• **Material for this task**
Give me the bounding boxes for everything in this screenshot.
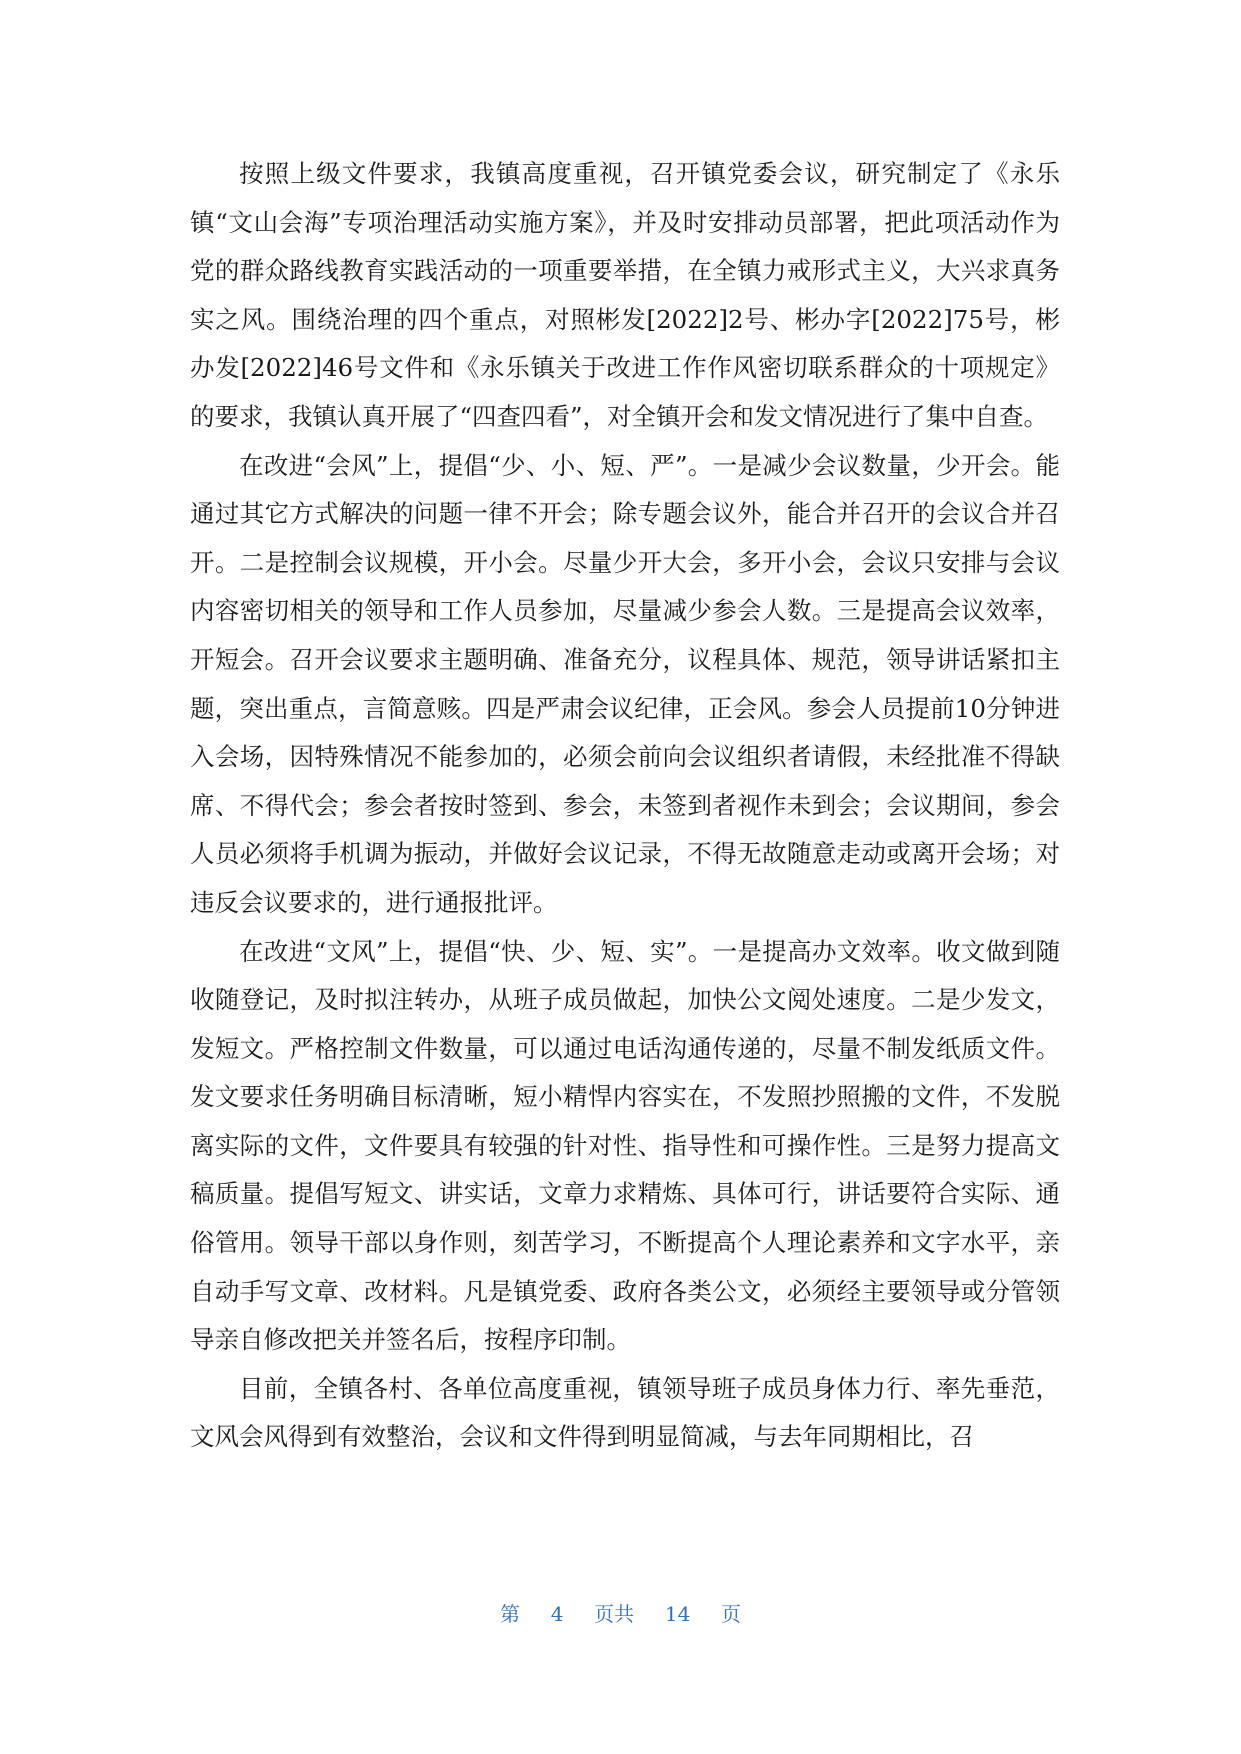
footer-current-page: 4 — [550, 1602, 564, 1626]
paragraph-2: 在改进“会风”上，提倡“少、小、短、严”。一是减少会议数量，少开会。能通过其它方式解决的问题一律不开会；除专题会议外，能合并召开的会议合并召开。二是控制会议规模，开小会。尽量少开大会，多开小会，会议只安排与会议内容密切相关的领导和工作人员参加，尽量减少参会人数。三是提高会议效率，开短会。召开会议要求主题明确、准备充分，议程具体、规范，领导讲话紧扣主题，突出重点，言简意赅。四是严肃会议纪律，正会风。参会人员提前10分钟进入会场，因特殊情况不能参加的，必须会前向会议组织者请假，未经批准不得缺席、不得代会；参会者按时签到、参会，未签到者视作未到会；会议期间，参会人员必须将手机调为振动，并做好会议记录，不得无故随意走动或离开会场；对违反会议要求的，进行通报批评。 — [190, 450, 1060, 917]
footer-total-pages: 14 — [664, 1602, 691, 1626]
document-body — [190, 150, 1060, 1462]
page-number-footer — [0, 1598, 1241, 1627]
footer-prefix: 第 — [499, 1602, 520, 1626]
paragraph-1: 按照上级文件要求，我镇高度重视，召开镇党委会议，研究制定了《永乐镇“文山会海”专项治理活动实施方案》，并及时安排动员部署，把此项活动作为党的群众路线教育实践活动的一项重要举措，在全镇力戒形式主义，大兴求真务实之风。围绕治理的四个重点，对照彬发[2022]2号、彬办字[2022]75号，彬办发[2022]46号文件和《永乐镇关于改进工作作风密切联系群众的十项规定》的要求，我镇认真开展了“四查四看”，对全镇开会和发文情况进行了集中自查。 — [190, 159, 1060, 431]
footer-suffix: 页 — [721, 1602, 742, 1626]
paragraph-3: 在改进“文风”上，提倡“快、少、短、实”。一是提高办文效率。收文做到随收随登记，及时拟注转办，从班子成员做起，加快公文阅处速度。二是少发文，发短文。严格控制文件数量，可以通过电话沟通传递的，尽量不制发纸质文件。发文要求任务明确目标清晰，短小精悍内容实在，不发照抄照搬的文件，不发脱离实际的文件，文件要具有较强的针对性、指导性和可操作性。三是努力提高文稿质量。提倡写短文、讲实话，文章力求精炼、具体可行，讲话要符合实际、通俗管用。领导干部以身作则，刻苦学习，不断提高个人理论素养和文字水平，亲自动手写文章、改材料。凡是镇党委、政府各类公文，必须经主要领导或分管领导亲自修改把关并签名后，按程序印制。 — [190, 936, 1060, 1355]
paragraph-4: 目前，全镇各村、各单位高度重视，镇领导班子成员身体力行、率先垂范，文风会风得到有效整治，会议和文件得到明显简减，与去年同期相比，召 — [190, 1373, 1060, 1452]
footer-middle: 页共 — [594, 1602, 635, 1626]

* * *

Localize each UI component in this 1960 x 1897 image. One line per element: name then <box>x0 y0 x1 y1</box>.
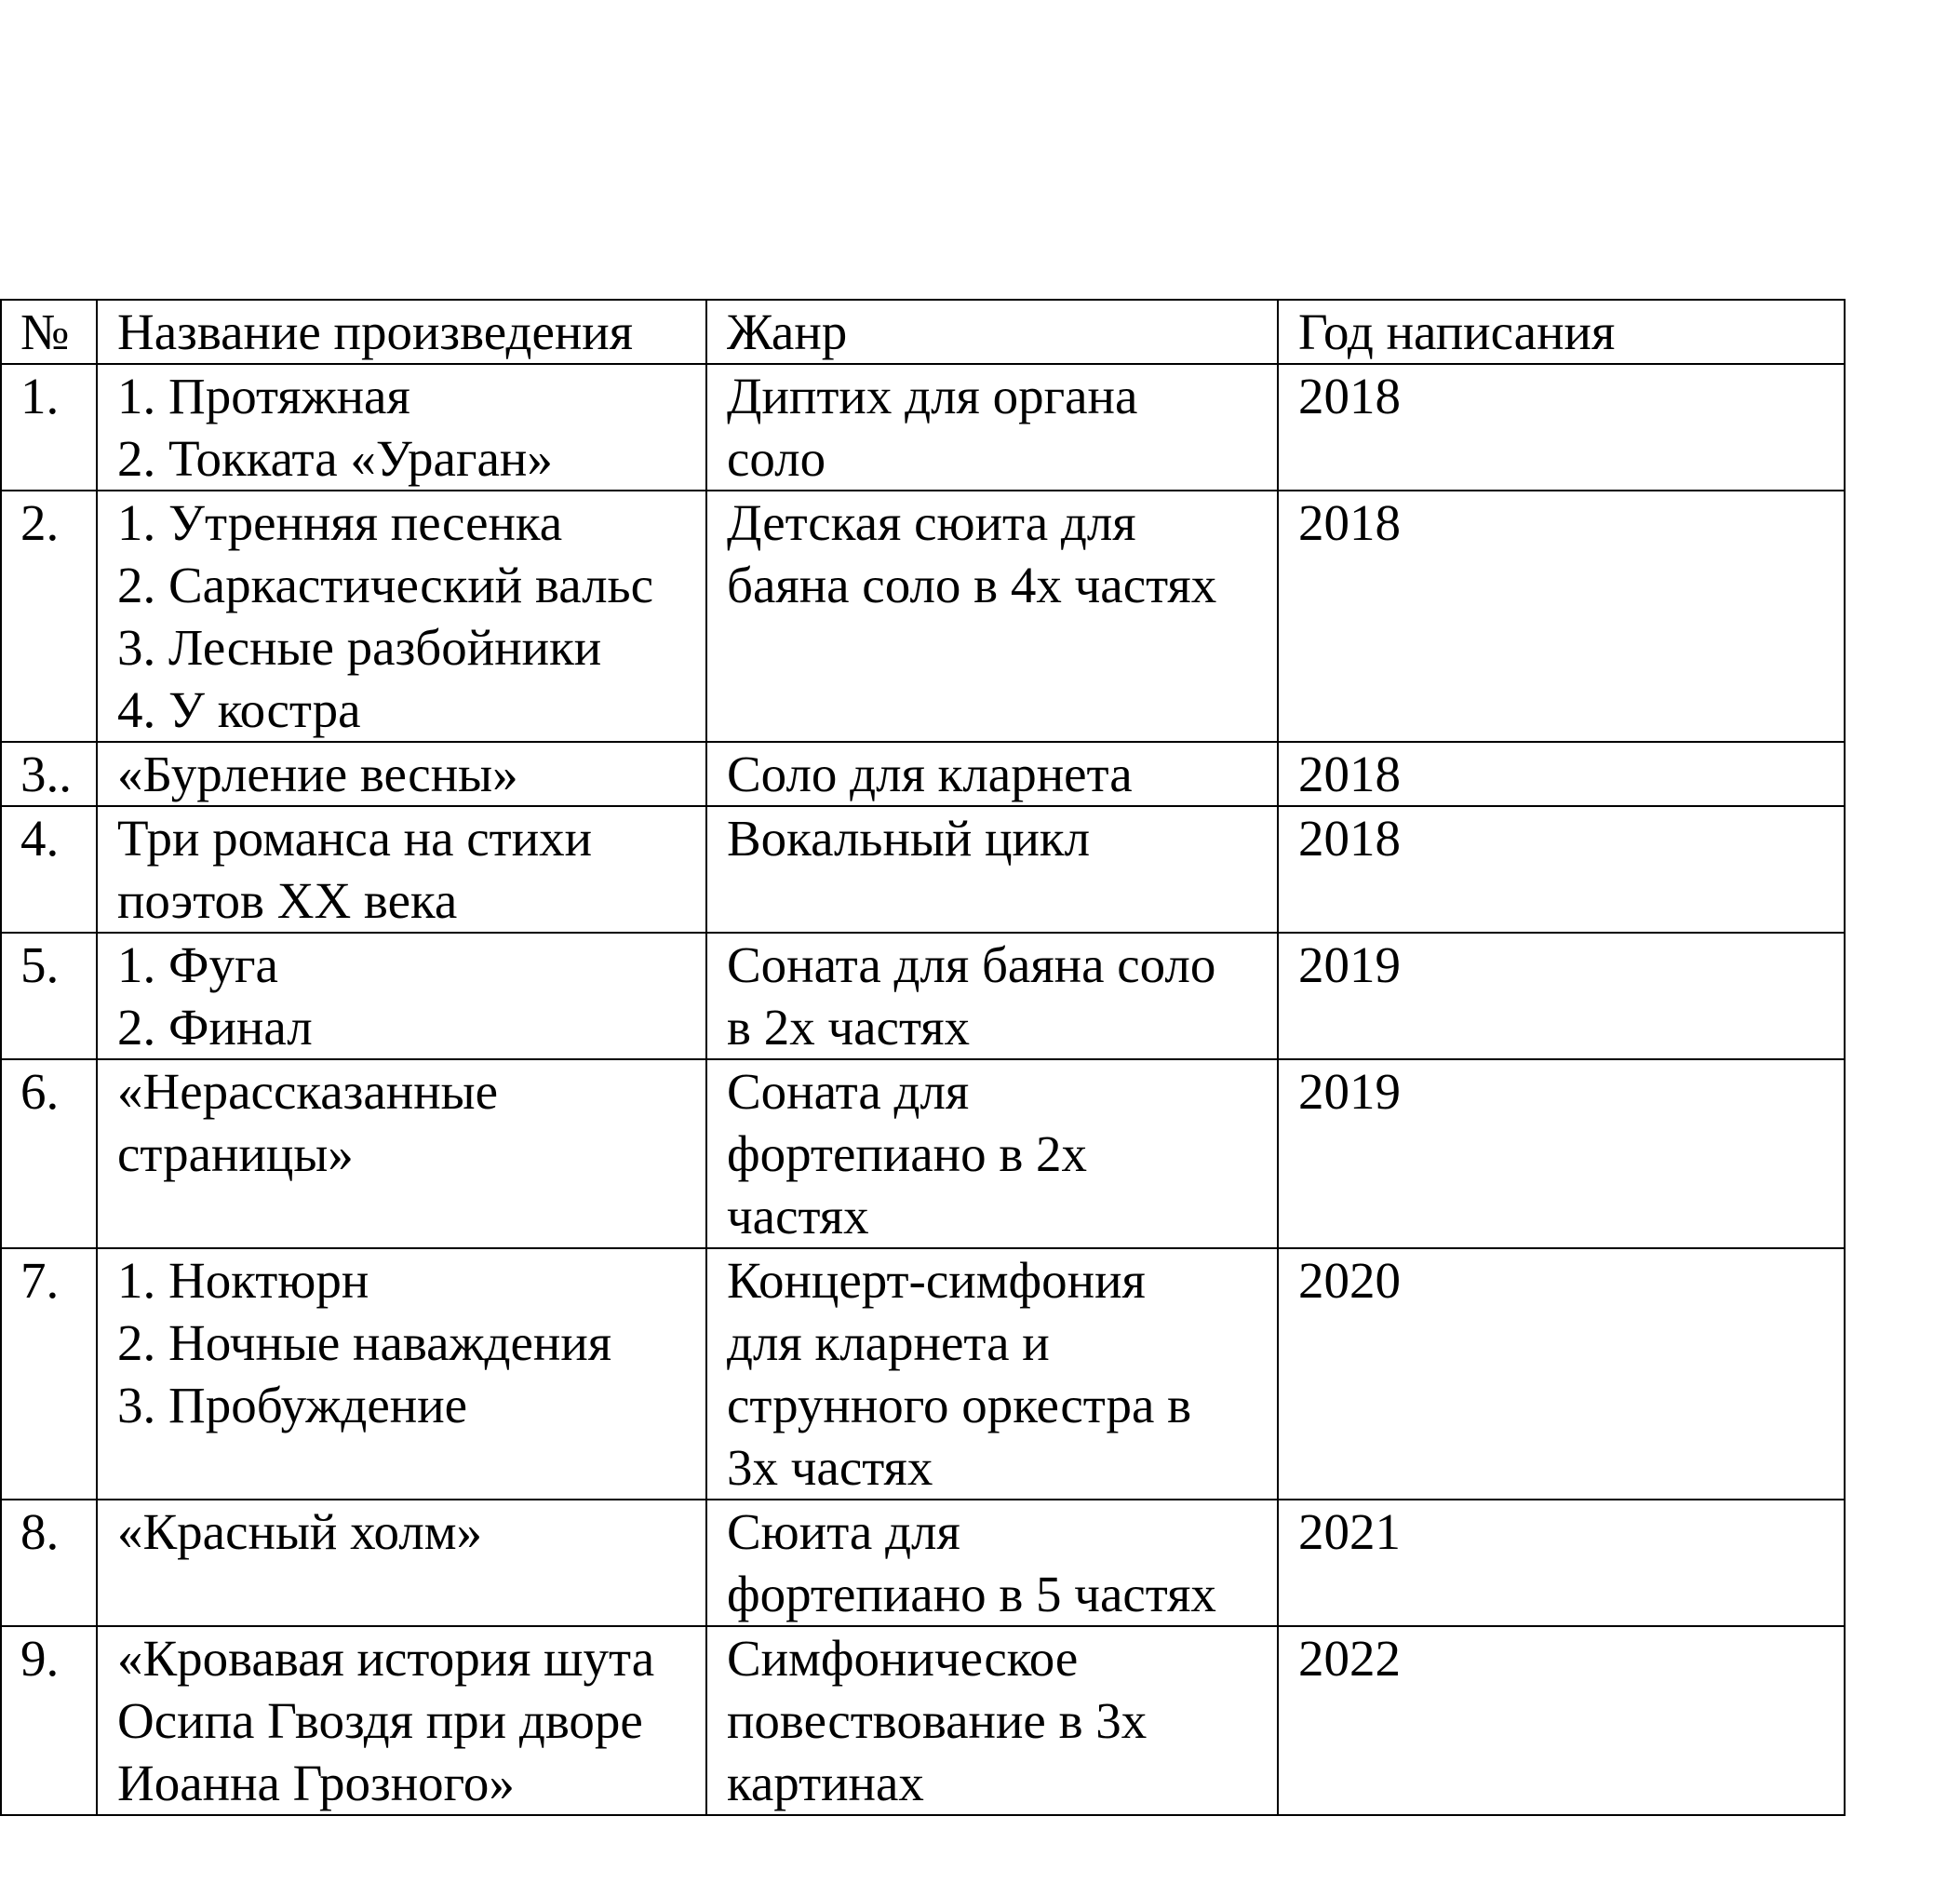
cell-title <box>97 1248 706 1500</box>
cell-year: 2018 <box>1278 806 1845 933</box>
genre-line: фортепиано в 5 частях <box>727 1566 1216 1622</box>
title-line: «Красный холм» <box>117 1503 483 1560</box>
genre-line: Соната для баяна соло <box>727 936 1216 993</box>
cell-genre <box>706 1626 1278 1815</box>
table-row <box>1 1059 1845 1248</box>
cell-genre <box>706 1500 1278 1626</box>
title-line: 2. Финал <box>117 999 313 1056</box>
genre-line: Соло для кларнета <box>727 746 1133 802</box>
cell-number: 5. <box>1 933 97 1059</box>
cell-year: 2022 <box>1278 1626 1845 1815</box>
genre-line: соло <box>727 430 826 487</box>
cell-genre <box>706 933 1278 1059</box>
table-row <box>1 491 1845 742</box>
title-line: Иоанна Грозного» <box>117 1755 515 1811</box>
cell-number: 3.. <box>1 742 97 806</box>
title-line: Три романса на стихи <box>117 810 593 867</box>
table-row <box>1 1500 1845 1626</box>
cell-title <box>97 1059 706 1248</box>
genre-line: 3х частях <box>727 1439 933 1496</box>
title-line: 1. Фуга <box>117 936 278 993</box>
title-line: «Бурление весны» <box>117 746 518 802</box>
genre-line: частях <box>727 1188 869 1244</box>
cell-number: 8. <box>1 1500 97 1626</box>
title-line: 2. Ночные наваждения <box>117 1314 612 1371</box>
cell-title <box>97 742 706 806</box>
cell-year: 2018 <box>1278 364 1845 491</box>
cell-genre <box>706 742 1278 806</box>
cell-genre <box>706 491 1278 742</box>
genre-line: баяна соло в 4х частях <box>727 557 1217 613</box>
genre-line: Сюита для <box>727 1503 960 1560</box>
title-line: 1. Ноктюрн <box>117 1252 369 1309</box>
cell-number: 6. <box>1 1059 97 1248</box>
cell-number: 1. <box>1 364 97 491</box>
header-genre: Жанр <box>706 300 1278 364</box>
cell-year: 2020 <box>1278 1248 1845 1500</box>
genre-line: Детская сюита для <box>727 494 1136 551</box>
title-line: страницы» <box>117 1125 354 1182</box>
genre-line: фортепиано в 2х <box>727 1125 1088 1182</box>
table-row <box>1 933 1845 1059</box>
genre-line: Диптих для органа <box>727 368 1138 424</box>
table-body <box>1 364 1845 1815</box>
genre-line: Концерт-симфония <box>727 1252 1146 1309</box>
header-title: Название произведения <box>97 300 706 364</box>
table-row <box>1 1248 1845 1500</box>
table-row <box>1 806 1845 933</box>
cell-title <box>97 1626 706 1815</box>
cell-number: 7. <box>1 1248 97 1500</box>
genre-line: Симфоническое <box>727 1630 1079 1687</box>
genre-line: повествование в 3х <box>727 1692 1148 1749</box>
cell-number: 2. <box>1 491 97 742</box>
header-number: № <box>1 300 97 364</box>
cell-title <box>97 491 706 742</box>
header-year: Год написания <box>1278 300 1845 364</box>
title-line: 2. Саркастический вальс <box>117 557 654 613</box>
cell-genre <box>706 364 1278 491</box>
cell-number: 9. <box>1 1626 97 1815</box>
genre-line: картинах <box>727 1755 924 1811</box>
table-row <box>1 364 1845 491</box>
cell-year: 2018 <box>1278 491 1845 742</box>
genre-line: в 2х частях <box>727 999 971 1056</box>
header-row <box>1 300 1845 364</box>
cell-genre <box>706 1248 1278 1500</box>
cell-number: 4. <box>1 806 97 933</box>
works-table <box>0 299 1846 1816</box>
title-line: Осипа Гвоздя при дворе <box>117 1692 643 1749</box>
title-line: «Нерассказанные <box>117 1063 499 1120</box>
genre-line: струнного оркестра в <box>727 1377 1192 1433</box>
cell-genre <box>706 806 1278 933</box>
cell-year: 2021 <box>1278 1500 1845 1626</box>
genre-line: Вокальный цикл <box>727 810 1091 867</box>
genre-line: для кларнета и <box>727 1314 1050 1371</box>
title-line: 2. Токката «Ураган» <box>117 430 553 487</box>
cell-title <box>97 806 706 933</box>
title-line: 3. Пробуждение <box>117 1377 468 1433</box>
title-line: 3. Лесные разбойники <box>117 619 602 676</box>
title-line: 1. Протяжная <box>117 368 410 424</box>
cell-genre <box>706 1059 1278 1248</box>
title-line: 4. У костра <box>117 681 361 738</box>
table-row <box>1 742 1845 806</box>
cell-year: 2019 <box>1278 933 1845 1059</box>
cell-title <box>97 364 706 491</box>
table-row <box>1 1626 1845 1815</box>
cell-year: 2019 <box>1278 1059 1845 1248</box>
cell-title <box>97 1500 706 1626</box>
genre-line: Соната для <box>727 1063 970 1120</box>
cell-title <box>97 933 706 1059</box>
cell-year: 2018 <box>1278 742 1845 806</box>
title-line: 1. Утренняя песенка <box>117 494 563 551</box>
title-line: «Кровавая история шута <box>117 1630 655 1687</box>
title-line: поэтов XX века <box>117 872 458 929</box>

* * *

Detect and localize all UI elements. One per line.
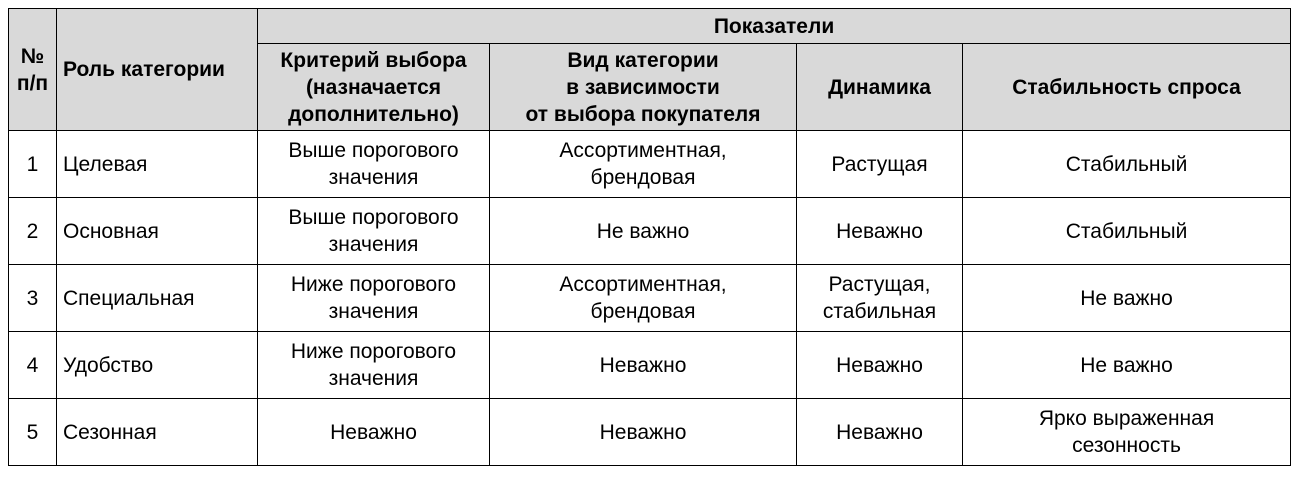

• **Task objective**
Write out the listing verbatim, starting at the line containing "Localize each UI" and ending at the line containing "title-line: Три романса", both included. Omit the picture from your answer.

• **Exercise answer**
Localize each UI component in this 1960 x 1897 image. One line per element: name then <box>x0 y0 x1 y1</box>.
cell-title <box>97 1248 706 1500</box>
cell-year: 2018 <box>1278 806 1845 933</box>
genre-line: фортепиано в 5 частях <box>727 1566 1216 1622</box>
title-line: «Красный холм» <box>117 1503 483 1560</box>
genre-line: Соната для баяна соло <box>727 936 1216 993</box>
cell-genre <box>706 1626 1278 1815</box>
table-row <box>1 1059 1845 1248</box>
cell-genre <box>706 1500 1278 1626</box>
title-line: 2. Финал <box>117 999 313 1056</box>
genre-line: Соло для кларнета <box>727 746 1133 802</box>
cell-number: 5. <box>1 933 97 1059</box>
cell-year: 2022 <box>1278 1626 1845 1815</box>
genre-line: соло <box>727 430 826 487</box>
cell-genre <box>706 933 1278 1059</box>
table-row <box>1 491 1845 742</box>
title-line: Иоанна Грозного» <box>117 1755 515 1811</box>
cell-number: 3.. <box>1 742 97 806</box>
title-line: Три романса на стихи <box>117 810 593 867</box>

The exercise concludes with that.